* Begin Records to process *
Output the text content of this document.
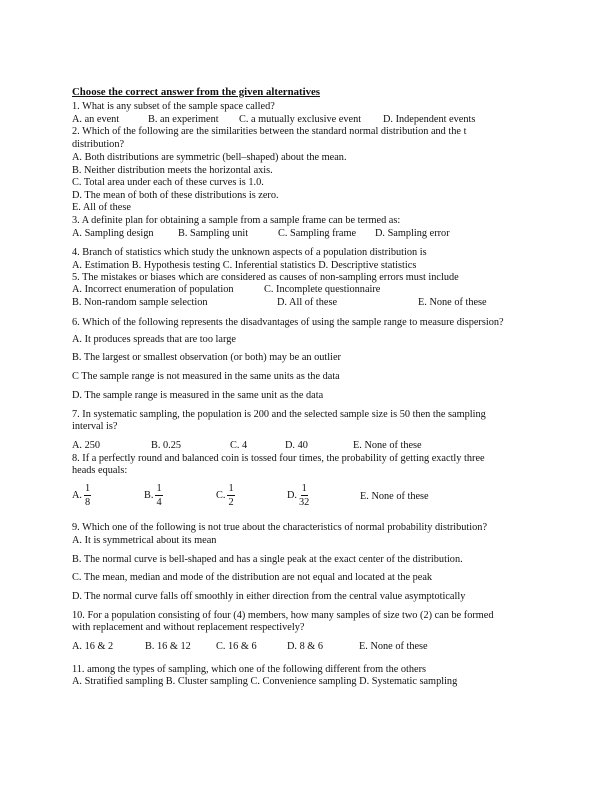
Choose the correct answer from the given alternatives
1. What is any subset of the sample space called?
A. an event	B. an experiment C. a mutually exclusive event D. Independent events
2. Which of the following are the similarities between the standard normal distribution and the t
distribution?
A. Both distributions are symmetric (bell–shaped) about the mean.
B. Neither distribution meets the horizontal axis.
C. Total area under each of these curves is 1.0.
D. The mean of both of these distributions is zero.
E. All of these
3. A definite plan for obtaining a sample from a sample frame can be termed as:
A. Sampling design B. Sampling unit	C. Sampling frame D. Sampling error
4. Branch of statistics which study the unknown aspects of a population distribution is
A. Estimation B. Hypothesis testing C. Inferential statistics D. Descriptive statistics
5. The mistakes or biases which are considered as causes of non-sampling errors must include
A. Incorrect enumeration of population	C. Incomplete questionnaire
B. Non-random sample selection	D. All of these	E. None of these
6. Which of the following represents the disadvantages of using the sample range to measure dispersion?
A. It produces spreads that are too large
B. The largest or smallest observation (or both) may be an outlier
C The sample range is not measured in the same units as the data
D. The sample range is measured in the same unit as the data
7. In systematic sampling, the population is 200 and the selected sample size is 50 then the sampling
interval is?
A. 250	B. 0.25	C. 4	D. 40	E. None of these
8. If a perfectly round and balanced coin is tossed four times, the probability of getting exactly three
heads equals:
A. $\frac{1}{8}$	B. $\frac{1}{4}$	C. $\frac{1}{2}$	D. $\frac{1}{32}$	E. None of these
9. Which one of the following is not true about the characteristics of normal probability distribution?
A. It is symmetrical about its mean
B. The normal curve is bell-shaped and has a single peak at the exact center of the distribution.
C. The mean, median and mode of the distribution are not equal and located at the peak
D. The normal curve falls off smoothly in either direction from the central value asymptotically
10. For a population consisting of four (4) members, how many samples of size two (2) can be formed
with replacement and without replacement respectively?
A. 16 & 2	B. 16 & 12 C. 16 & 6	D. 8 & 6	E. None of these
11. among the types of sampling, which one of the following different from the others
A. Stratified sampling B. Cluster sampling C. Convenience sampling D. Systematic sampling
* End Records to process *
(Description of the task): Identify and copy lines that hold the string "size".

(Task response):
7. In systematic sampling, the population is 200 and the selected sample size is 50 then the sampling
10. For a population consisting of four (4) members, how many samples of size two (2) can be formed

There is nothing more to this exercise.